>> Start Supplied records
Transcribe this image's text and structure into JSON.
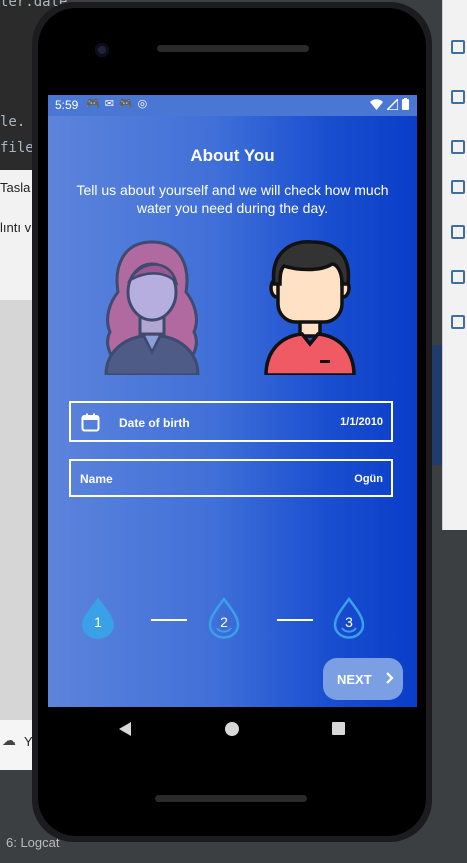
{
  "ide": {
    "code_line_1": "ter.date",
    "code_line_2": "le.",
    "code_line_3": "file",
    "panel_tab": "Tasla",
    "panel_text": "lıntı v",
    "bottom_text": "Y",
    "status_text": "6: Logcat"
  },
  "status_bar": {
    "time": "5:59"
  },
  "screen": {
    "title": "About You",
    "subtitle": "Tell us about yourself and we will check how much water you need during the day."
  },
  "form": {
    "dob_label": "Date of birth",
    "dob_value": "1/1/2010",
    "name_label": "Name",
    "name_value": "Ogün"
  },
  "stepper": {
    "steps": [
      "1",
      "2",
      "3"
    ],
    "current_step": 1
  },
  "next_button": {
    "label": "NEXT"
  },
  "colors": {
    "gradient_start": "#5d84db",
    "gradient_end": "#0a3dc8",
    "active_step": "#3aa0e8",
    "next_button": "#7aa0e3"
  }
}
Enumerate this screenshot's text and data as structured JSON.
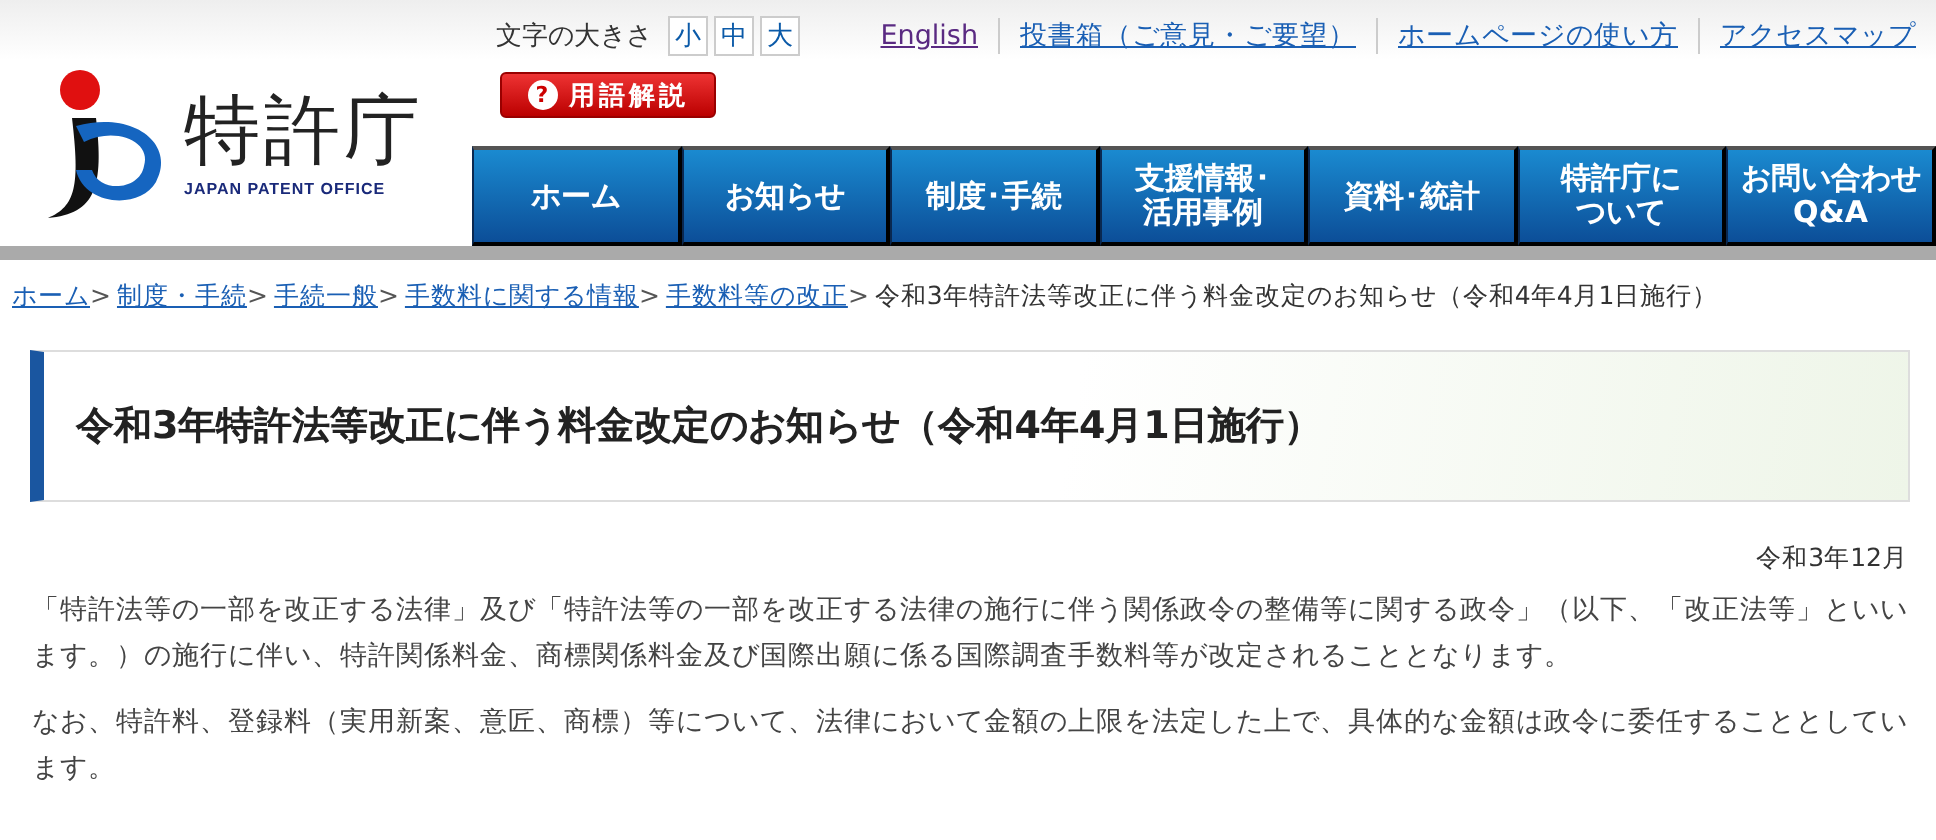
{
  "logo": {
    "name": "特許庁",
    "subtitle": "JAPAN PATENT OFFICE"
  },
  "font_size": {
    "label": "文字の大きさ",
    "options": [
      {
        "label": "小",
        "selected": false
      },
      {
        "label": "中",
        "selected": false
      },
      {
        "label": "大",
        "selected": false
      }
    ]
  },
  "glossary_button": {
    "icon": "?",
    "label": "用語解説"
  },
  "top_links": [
    {
      "label": "English",
      "visited": true
    },
    {
      "label": "投書箱（ご意見・ご要望）",
      "visited": false
    },
    {
      "label": "ホームページの使い方",
      "visited": false
    },
    {
      "label": "アクセスマップ",
      "visited": false
    }
  ],
  "nav": [
    {
      "lines": [
        "ホーム"
      ]
    },
    {
      "lines": [
        "お知らせ"
      ]
    },
    {
      "lines": [
        "制度･手続"
      ]
    },
    {
      "lines": [
        "支援情報･",
        "活用事例"
      ]
    },
    {
      "lines": [
        "資料･統計"
      ]
    },
    {
      "lines": [
        "特許庁に",
        "ついて"
      ]
    },
    {
      "lines": [
        "お問い合わせ",
        "Q&A"
      ]
    }
  ],
  "breadcrumb": [
    {
      "label": "ホーム",
      "link": true,
      "separator": ">"
    },
    {
      "label": "制度・手続",
      "link": true,
      "separator": ">"
    },
    {
      "label": "手続一般",
      "link": true,
      "separator": ">"
    },
    {
      "label": "手数料に関する情報",
      "link": true,
      "separator": ">"
    },
    {
      "label": "手数料等の改正",
      "link": true,
      "separator": ">"
    },
    {
      "label": "令和3年特許法等改正に伴う料金改定のお知らせ（令和4年4月1日施行）",
      "link": false
    }
  ],
  "page_title": "令和3年特許法等改正に伴う料金改定のお知らせ（令和4年4月1日施行）",
  "date": "令和3年12月",
  "paragraphs": [
    "「特許法等の一部を改正する法律」及び「特許法等の一部を改正する法律の施行に伴う関係政令の整備等に関する政令」（以下、「改正法等」といいます。）の施行に伴い、特許関係料金、商標関係料金及び国際出願に係る国際調査手数料等が改定されることとなります。",
    "なお、特許料、登録料（実用新案、意匠、商標）等について、法律において金額の上限を法定した上で、具体的な金額は政令に委任することとしています。"
  ]
}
>> End Supplied records
◆ Job
The records above are to be restated exactly, without their pictures.

◆ Result for this exercise
Transcribe this image's text and structure into JSON.
{
  "ide": {
    "code_line_1": "ter.date",
    "code_line_2": "le.",
    "code_line_3": "file",
    "panel_tab": "Tasla",
    "panel_text": "lıntı v",
    "bottom_text": "Y",
    "status_text": "6: Logcat"
  },
  "status_bar": {
    "time": "5:59"
  },
  "screen": {
    "title": "About You",
    "subtitle": "Tell us about yourself and we will check how much water you need during the day."
  },
  "form": {
    "dob_label": "Date of birth",
    "dob_value": "1/1/2010",
    "name_label": "Name",
    "name_value": "Ogün"
  },
  "stepper": {
    "steps": [
      "1",
      "2",
      "3"
    ],
    "current_step": 1
  },
  "next_button": {
    "label": "NEXT"
  },
  "colors": {
    "gradient_start": "#5d84db",
    "gradient_end": "#0a3dc8",
    "active_step": "#3aa0e8",
    "next_button": "#7aa0e3"
  }
}
Enumerate this screenshot's text and data as structured JSON.
{
  "logo": {
    "name": "特許庁",
    "subtitle": "JAPAN PATENT OFFICE"
  },
  "font_size": {
    "label": "文字の大きさ",
    "options": [
      {
        "label": "小",
        "selected": false
      },
      {
        "label": "中",
        "selected": false
      },
      {
        "label": "大",
        "selected": false
      }
    ]
  },
  "glossary_button": {
    "icon": "?",
    "label": "用語解説"
  },
  "top_links": [
    {
      "label": "English",
      "visited": true
    },
    {
      "label": "投書箱（ご意見・ご要望）",
      "visited": false
    },
    {
      "label": "ホームページの使い方",
      "visited": false
    },
    {
      "label": "アクセスマップ",
      "visited": false
    }
  ],
  "nav": [
    {
      "lines": [
        "ホーム"
      ]
    },
    {
      "lines": [
        "お知らせ"
      ]
    },
    {
      "lines": [
        "制度･手続"
      ]
    },
    {
      "lines": [
        "支援情報･",
        "活用事例"
      ]
    },
    {
      "lines": [
        "資料･統計"
      ]
    },
    {
      "lines": [
        "特許庁に",
        "ついて"
      ]
    },
    {
      "lines": [
        "お問い合わせ",
        "Q&A"
      ]
    }
  ],
  "breadcrumb": [
    {
      "label": "ホーム",
      "link": true,
      "separator": ">"
    },
    {
      "label": "制度・手続",
      "link": true,
      "separator": ">"
    },
    {
      "label": "手続一般",
      "link": true,
      "separator": ">"
    },
    {
      "label": "手数料に関する情報",
      "link": true,
      "separator": ">"
    },
    {
      "label": "手数料等の改正",
      "link": true,
      "separator": ">"
    },
    {
      "label": "令和3年特許法等改正に伴う料金改定のお知らせ（令和4年4月1日施行）",
      "link": false
    }
  ],
  "page_title": "令和3年特許法等改正に伴う料金改定のお知らせ（令和4年4月1日施行）",
  "date": "令和3年12月",
  "paragraphs": [
    "「特許法等の一部を改正する法律」及び「特許法等の一部を改正する法律の施行に伴う関係政令の整備等に関する政令」（以下、「改正法等」といいます。）の施行に伴い、特許関係料金、商標関係料金及び国際出願に係る国際調査手数料等が改定されることとなります。",
    "なお、特許料、登録料（実用新案、意匠、商標）等について、法律において金額の上限を法定した上で、具体的な金額は政令に委任することとしています。"
  ]
}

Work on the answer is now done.